━━ Dataset rows
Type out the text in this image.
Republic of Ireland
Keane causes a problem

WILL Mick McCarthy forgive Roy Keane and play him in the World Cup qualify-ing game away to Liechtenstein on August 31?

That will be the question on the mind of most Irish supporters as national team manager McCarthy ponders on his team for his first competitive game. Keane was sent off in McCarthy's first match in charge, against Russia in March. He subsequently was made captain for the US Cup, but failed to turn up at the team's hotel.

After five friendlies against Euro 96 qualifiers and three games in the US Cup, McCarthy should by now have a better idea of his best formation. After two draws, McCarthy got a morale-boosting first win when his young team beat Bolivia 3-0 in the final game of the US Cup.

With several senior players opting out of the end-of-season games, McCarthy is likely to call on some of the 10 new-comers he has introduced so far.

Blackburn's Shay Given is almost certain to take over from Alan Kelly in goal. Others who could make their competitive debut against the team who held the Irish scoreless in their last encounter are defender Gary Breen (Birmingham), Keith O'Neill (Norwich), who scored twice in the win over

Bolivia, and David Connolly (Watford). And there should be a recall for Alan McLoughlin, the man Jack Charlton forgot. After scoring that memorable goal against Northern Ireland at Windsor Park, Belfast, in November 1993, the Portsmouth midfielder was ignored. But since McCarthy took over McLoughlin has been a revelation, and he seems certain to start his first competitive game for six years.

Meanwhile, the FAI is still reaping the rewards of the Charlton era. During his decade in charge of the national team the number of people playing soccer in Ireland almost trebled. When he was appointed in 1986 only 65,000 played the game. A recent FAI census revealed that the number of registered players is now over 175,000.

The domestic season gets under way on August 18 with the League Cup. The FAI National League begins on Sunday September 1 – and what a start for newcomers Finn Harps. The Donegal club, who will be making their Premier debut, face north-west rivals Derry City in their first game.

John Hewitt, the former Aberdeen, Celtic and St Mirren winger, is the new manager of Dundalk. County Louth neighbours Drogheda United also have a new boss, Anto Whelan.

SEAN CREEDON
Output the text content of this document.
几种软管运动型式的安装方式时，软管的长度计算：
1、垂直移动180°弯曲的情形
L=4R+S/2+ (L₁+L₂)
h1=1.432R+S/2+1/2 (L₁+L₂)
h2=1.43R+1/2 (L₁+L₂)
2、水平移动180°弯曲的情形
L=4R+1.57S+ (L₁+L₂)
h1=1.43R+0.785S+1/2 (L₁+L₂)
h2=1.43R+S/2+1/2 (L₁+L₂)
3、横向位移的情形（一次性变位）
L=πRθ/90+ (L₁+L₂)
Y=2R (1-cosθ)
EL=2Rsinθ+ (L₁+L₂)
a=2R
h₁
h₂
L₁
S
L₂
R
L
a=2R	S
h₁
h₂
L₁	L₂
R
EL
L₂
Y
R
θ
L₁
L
━━━━
§ **The request**
Repeat the data precisely, reproducing every entry.

§ **Solution to this problem**
Type out the text in this image.
Republic of Ireland
Keane causes a problem

WILL Mick McCarthy forgive Roy Keane and play him in the World Cup qualify-ing game away to Liechtenstein on August 31?

That will be the question on the mind of most Irish supporters as national team manager McCarthy ponders on his team for his first competitive game. Keane was sent off in McCarthy's first match in charge, against Russia in March. He subsequently was made captain for the US Cup, but failed to turn up at the team's hotel.

After five friendlies against Euro 96 qualifiers and three games in the US Cup, McCarthy should by now have a better idea of his best formation. After two draws, McCarthy got a morale-boosting first win when his young team beat Bolivia 3-0 in the final game of the US Cup.

With several senior players opting out of the end-of-season games, McCarthy is likely to call on some of the 10 new-comers he has introduced so far.

Blackburn's Shay Given is almost certain to take over from Alan Kelly in goal. Others who could make their competitive debut against the team who held the Irish scoreless in their last encounter are defender Gary Breen (Birmingham), Keith O'Neill (Norwich), who scored twice in the win over

Bolivia, and David Connolly (Watford). And there should be a recall for Alan McLoughlin, the man Jack Charlton forgot. After scoring that memorable goal against Northern Ireland at Windsor Park, Belfast, in November 1993, the Portsmouth midfielder was ignored. But since McCarthy took over McLoughlin has been a revelation, and he seems certain to start his first competitive game for six years.

Meanwhile, the FAI is still reaping the rewards of the Charlton era. During his decade in charge of the national team the number of people playing soccer in Ireland almost trebled. When he was appointed in 1986 only 65,000 played the game. A recent FAI census revealed that the number of registered players is now over 175,000.

The domestic season gets under way on August 18 with the League Cup. The FAI National League begins on Sunday September 1 – and what a start for newcomers Finn Harps. The Donegal club, who will be making their Premier debut, face north-west rivals Derry City in their first game.

John Hewitt, the former Aberdeen, Celtic and St Mirren winger, is the new manager of Dundalk. County Louth neighbours Drogheda United also have a new boss, Anto Whelan.

SEAN CREEDON
Output the text content of this document.
几种软管运动型式的安装方式时，软管的长度计算：
1、垂直移动180°弯曲的情形
L=4R+S/2+ (L₁+L₂)
h1=1.432R+S/2+1/2 (L₁+L₂)
h2=1.43R+1/2 (L₁+L₂)
2、水平移动180°弯曲的情形
L=4R+1.57S+ (L₁+L₂)
h1=1.43R+0.785S+1/2 (L₁+L₂)
h2=1.43R+S/2+1/2 (L₁+L₂)
3、横向位移的情形（一次性变位）
L=πRθ/90+ (L₁+L₂)
Y=2R (1-cosθ)
EL=2Rsinθ+ (L₁+L₂)
a=2R
h₁
h₂
L₁
S
L₂
R
L
a=2R	S
h₁
h₂
L₁	L₂
R
EL
L₂
Y
R
θ
L₁
L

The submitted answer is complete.